# Clips From The PI



## MJS (Mar 2, 2008)

Ron Kosakowski, a guy I train with from time to time, returned from a trip to the PI. While he was there he did some training with Tuhon Gaje and a few of his students.

[yt]bV7Z8FBxKp0[/yt]


[yt]n1_5mTJp27E[/yt]


----------



## Brian R. VanCise (Mar 2, 2008)

Thanks!


----------



## Perpetual White Belt (Mar 2, 2008)

I've already seen these clips via Myspace.  The guys he's fighting are the same guys Doug and Jimmy faced on Fight Quest.


----------



## terryl965 (Mar 2, 2008)

Thanks Mike great clips, How often do you get to train with him


----------



## arnisador (Mar 2, 2008)

Cool!


----------



## MJS (Mar 3, 2008)

terryl965 said:


> Thanks Mike great clips, How often do you get to train with him


 
He has monthly workshops at his school, so I do my best to make it to those.  I usually bring a notebook with me, and it certainly pays off.   The seminars that usually draw the biggest crowds are when he brings Tuhon Gaje in.  He would also bring in Larry Hartsell as well.  Sadly though, that will be one person that'll be greatly missed.


----------

### SHORT EXERCISE 1
In the layout coordinate data listing, from its first line through the line containing "lapsed-heading-line2: POLICY: [222, 453, 333, 486]", inclusive, substitute "Possible Fraud" for every occurrence of "Suspicion of Fraud", and reproduce those lines with nothing else changed.

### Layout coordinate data
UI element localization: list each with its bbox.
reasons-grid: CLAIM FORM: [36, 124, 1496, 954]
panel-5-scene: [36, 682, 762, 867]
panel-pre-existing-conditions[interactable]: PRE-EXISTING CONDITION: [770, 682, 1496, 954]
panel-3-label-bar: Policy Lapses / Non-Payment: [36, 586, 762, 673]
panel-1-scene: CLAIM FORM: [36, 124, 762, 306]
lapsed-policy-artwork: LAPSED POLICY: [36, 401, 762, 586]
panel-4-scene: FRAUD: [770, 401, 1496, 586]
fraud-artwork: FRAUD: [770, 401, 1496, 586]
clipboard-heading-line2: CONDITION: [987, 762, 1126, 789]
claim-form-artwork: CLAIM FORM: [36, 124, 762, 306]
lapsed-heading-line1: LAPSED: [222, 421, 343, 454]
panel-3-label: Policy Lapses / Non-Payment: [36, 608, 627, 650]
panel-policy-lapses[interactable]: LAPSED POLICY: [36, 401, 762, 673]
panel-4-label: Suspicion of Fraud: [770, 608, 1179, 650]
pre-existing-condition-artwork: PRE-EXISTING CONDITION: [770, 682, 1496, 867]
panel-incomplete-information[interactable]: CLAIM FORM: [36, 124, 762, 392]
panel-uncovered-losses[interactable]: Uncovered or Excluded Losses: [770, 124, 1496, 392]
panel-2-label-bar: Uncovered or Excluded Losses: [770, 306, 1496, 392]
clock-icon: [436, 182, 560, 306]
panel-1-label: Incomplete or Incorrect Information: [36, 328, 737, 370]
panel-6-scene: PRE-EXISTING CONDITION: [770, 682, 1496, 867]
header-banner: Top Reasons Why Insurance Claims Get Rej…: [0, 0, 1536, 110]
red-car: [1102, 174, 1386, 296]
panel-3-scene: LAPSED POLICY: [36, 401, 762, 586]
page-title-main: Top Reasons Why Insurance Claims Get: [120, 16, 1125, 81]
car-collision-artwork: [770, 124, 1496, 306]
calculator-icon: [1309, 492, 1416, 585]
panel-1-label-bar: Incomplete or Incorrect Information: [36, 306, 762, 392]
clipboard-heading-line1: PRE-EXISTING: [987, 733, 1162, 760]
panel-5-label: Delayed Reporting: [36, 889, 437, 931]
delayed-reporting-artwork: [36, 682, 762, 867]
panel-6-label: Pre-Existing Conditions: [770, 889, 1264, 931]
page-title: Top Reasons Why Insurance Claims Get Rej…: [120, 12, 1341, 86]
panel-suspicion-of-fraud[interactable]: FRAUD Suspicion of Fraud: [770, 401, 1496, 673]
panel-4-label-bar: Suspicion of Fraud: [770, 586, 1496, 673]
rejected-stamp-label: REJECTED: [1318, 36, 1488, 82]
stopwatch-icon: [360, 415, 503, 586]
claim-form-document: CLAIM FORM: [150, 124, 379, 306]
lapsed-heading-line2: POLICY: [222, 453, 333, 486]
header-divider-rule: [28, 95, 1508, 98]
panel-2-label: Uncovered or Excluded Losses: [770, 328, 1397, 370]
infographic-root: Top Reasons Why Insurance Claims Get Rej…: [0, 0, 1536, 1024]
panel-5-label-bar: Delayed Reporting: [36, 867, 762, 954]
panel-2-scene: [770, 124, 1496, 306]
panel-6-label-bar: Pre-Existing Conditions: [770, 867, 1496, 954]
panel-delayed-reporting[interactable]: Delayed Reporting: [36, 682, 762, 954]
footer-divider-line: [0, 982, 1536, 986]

### SHORT EXERCISE 2
Answer these questions about the forum thread on the PI clips:
(a) Who returned from a trip to the PI?
(b) Where had Perpetual White Belt already seen the clips?
(c) How often are the workshops described in MJS's reply held?

### FINAL ANSWER 1
UI element localization: list each with its bbox.
reasons-grid: CLAIM FORM: [36, 124, 1496, 954]
panel-5-scene: [36, 682, 762, 867]
panel-pre-existing-conditions[interactable]: PRE-EXISTING CONDITION: [770, 682, 1496, 954]
panel-3-label-bar: Policy Lapses / Non-Payment: [36, 586, 762, 673]
panel-1-scene: CLAIM FORM: [36, 124, 762, 306]
lapsed-policy-artwork: LAPSED POLICY: [36, 401, 762, 586]
panel-4-scene: FRAUD: [770, 401, 1496, 586]
fraud-artwork: FRAUD: [770, 401, 1496, 586]
clipboard-heading-line2: CONDITION: [987, 762, 1126, 789]
claim-form-artwork: CLAIM FORM: [36, 124, 762, 306]
lapsed-heading-line1: LAPSED: [222, 421, 343, 454]
panel-3-label: Policy Lapses / Non-Payment: [36, 608, 627, 650]
panel-policy-lapses[interactable]: LAPSED POLICY: [36, 401, 762, 673]
panel-4-label: Possible Fraud: [770, 608, 1179, 650]
pre-existing-condition-artwork: PRE-EXISTING CONDITION: [770, 682, 1496, 867]
panel-incomplete-information[interactable]: CLAIM FORM: [36, 124, 762, 392]
panel-uncovered-losses[interactable]: Uncovered or Excluded Losses: [770, 124, 1496, 392]
panel-2-label-bar: Uncovered or Excluded Losses: [770, 306, 1496, 392]
clock-icon: [436, 182, 560, 306]
panel-1-label: Incomplete or Incorrect Information: [36, 328, 737, 370]
panel-6-scene: PRE-EXISTING CONDITION: [770, 682, 1496, 867]
header-banner: Top Reasons Why Insurance Claims Get Rej…: [0, 0, 1536, 110]
red-car: [1102, 174, 1386, 296]
panel-3-scene: LAPSED POLICY: [36, 401, 762, 586]
page-title-main: Top Reasons Why Insurance Claims Get: [120, 16, 1125, 81]
car-collision-artwork: [770, 124, 1496, 306]
calculator-icon: [1309, 492, 1416, 585]
panel-1-label-bar: Incomplete or Incorrect Information: [36, 306, 762, 392]
clipboard-heading-line1: PRE-EXISTING: [987, 733, 1162, 760]
panel-5-label: Delayed Reporting: [36, 889, 437, 931]
delayed-reporting-artwork: [36, 682, 762, 867]
panel-6-label: Pre-Existing Conditions: [770, 889, 1264, 931]
page-title: Top Reasons Why Insurance Claims Get Rej…: [120, 12, 1341, 86]
panel-suspicion-of-fraud[interactable]: FRAUD Possible Fraud: [770, 401, 1496, 673]
panel-4-label-bar: Possible Fraud: [770, 586, 1496, 673]
rejected-stamp-label: REJECTED: [1318, 36, 1488, 82]
stopwatch-icon: [360, 415, 503, 586]
claim-form-document: CLAIM FORM: [150, 124, 379, 306]
lapsed-heading-line2: POLICY: [222, 453, 333, 486]

### FINAL ANSWER 2
(a) Ron Kosakowski
(b) On Myspace
(c) Monthly